Data entries for graphics
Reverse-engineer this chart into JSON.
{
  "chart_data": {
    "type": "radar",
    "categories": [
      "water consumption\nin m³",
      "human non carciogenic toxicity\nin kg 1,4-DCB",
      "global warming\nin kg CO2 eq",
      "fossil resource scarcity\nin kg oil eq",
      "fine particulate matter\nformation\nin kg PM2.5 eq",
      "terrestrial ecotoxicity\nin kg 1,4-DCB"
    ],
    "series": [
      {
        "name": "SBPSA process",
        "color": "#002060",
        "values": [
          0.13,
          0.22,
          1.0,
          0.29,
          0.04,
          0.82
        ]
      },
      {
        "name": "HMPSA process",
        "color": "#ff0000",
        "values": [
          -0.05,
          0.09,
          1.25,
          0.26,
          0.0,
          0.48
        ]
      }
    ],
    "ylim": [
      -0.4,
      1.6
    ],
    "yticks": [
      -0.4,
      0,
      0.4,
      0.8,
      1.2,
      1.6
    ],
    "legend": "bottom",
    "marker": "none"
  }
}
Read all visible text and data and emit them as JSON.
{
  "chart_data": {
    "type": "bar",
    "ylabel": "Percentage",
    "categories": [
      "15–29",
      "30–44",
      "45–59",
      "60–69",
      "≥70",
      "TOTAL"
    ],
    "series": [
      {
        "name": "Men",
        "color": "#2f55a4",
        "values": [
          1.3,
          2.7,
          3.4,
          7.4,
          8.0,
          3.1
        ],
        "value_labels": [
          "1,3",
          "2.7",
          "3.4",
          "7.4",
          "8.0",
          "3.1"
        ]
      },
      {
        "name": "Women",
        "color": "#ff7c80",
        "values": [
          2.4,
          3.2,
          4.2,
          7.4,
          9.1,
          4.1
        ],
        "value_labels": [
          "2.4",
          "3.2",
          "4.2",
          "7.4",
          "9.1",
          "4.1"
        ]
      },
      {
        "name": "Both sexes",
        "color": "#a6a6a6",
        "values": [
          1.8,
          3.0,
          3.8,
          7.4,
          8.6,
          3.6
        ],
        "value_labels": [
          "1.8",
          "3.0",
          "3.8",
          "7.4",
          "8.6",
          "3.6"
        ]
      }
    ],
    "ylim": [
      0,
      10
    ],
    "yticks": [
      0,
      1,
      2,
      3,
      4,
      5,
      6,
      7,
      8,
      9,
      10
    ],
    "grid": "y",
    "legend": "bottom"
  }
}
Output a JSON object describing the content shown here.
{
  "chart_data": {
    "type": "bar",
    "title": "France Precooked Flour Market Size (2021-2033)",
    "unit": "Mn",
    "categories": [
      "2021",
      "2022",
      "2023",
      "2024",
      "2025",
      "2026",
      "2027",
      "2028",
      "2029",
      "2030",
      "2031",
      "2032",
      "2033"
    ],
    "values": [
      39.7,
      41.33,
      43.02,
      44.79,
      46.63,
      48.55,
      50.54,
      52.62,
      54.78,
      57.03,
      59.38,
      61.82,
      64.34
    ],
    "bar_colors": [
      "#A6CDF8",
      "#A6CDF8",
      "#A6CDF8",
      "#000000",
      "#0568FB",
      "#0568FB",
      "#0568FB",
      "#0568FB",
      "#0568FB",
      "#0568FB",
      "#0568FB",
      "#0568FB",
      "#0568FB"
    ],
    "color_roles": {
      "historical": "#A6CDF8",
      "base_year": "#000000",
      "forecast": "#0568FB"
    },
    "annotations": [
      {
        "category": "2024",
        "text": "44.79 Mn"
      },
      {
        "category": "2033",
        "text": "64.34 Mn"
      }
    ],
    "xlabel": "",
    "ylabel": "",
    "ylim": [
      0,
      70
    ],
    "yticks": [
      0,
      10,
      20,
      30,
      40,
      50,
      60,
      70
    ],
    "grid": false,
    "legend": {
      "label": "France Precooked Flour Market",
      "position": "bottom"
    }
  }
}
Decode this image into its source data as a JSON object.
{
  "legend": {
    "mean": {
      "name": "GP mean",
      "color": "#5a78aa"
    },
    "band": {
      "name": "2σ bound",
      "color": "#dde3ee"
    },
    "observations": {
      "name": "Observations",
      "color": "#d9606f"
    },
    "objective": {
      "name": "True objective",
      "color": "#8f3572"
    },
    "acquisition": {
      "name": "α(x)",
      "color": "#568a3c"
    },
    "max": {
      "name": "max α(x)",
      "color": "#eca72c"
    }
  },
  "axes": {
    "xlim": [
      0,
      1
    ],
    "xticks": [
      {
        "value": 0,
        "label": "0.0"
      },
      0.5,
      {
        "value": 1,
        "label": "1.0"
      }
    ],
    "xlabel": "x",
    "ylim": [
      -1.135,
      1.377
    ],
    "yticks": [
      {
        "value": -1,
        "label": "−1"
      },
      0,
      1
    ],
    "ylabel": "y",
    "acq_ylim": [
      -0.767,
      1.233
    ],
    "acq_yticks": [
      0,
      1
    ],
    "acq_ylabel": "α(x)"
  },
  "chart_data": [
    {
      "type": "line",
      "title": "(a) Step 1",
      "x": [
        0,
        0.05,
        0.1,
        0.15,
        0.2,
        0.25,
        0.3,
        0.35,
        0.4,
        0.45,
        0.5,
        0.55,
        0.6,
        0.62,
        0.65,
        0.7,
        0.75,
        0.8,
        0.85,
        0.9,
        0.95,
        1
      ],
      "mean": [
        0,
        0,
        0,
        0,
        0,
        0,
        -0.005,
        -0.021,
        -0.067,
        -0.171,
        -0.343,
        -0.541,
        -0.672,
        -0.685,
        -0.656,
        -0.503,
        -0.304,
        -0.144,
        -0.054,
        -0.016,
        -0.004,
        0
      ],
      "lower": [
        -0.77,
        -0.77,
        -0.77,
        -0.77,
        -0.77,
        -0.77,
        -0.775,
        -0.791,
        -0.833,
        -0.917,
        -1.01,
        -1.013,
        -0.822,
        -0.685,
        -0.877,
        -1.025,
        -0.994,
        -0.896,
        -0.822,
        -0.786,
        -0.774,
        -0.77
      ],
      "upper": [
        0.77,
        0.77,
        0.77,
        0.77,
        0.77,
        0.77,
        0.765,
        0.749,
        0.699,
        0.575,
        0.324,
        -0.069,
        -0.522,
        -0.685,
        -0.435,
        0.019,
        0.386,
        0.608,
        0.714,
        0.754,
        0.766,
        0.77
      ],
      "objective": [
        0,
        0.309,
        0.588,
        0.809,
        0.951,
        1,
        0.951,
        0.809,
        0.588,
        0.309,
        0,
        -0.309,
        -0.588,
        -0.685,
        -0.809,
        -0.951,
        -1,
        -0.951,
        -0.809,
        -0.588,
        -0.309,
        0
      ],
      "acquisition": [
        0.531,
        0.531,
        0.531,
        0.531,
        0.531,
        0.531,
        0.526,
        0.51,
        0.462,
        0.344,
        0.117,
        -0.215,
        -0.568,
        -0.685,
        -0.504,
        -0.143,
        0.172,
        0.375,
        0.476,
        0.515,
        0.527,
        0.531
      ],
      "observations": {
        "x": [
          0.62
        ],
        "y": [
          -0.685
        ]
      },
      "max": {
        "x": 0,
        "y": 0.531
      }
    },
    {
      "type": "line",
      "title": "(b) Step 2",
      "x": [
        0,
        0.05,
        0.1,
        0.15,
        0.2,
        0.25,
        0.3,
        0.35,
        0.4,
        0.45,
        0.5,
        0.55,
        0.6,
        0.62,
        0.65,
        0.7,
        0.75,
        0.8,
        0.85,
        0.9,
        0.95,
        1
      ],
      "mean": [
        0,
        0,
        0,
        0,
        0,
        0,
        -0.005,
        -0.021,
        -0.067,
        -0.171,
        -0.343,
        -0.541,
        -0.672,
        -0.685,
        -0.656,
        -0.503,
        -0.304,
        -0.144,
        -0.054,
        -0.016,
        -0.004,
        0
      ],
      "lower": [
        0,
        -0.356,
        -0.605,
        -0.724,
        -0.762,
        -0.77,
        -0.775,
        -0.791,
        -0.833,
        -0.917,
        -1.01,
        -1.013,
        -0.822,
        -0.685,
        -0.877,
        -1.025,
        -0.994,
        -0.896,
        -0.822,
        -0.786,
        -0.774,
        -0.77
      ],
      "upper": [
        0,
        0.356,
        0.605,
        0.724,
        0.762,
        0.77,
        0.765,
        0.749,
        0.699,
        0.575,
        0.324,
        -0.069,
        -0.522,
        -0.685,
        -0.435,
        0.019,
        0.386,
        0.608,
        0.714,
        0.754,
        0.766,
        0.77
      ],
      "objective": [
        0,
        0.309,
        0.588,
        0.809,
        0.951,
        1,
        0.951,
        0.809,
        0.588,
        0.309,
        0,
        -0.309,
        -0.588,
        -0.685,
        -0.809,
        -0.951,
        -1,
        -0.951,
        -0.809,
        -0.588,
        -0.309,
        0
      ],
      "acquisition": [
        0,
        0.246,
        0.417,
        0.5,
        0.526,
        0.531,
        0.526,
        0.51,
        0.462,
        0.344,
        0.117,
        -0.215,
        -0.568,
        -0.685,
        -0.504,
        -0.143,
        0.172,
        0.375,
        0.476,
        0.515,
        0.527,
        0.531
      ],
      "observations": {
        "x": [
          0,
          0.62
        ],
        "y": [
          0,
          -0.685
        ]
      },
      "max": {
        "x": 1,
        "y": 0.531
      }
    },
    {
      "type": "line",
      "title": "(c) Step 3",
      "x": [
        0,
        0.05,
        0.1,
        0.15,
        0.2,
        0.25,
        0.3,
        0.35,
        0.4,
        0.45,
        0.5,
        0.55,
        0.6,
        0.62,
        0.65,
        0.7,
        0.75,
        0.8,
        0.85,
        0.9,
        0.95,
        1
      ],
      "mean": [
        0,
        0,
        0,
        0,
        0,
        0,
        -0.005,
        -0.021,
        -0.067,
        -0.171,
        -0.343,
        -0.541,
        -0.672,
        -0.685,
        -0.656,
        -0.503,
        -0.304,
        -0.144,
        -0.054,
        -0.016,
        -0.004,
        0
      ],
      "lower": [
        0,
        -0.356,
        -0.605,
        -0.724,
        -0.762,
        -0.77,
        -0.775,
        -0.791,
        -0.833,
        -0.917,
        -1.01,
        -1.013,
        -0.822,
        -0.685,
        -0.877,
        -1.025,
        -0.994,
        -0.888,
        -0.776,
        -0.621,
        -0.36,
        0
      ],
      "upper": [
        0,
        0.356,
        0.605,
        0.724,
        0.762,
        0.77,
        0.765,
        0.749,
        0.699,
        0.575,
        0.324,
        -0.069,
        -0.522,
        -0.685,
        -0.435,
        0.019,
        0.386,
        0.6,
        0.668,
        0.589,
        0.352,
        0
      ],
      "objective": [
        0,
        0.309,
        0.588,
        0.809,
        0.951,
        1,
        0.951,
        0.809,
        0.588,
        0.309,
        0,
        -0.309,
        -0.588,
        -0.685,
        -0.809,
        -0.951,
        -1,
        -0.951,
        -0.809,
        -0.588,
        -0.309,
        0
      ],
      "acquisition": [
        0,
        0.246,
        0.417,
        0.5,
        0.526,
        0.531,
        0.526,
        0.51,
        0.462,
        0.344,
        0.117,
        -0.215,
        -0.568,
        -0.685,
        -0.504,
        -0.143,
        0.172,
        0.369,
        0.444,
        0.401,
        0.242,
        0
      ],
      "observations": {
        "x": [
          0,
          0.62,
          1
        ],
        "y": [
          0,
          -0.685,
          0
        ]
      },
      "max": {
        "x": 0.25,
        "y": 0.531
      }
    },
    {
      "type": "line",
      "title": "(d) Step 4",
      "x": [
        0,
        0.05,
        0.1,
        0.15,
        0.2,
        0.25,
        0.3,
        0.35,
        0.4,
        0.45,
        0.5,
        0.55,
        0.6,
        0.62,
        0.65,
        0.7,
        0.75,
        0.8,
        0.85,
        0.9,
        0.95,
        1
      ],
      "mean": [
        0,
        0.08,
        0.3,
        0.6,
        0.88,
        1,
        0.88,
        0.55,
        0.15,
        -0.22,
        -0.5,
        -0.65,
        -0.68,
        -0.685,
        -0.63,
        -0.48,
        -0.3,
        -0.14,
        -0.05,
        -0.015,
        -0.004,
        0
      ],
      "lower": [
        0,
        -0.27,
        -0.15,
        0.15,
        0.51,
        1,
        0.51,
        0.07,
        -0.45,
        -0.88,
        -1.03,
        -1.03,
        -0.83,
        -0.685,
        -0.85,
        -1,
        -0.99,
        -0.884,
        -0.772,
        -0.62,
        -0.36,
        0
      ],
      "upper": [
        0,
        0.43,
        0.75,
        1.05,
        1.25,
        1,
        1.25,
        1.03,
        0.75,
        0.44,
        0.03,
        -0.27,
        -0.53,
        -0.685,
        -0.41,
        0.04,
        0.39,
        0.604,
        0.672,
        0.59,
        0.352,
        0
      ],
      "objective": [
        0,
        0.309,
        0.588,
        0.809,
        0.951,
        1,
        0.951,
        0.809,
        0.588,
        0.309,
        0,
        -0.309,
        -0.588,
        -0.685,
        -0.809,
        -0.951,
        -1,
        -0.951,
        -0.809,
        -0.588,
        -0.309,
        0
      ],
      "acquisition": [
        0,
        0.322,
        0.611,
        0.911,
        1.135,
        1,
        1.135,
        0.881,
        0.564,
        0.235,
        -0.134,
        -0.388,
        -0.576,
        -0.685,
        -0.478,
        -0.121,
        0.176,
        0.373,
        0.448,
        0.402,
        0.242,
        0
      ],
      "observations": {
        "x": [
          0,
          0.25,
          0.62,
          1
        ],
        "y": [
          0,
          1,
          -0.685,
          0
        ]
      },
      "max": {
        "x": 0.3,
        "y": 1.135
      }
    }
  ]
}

• _STATED TASK_
Only lines that contain the word "France" are wanted; copy each of them.

• _WRITTEN SOLUTION_
    "title": "France Precooked Flour Market Size (2021-2033)",
      "label": "France Precooked Flour Market",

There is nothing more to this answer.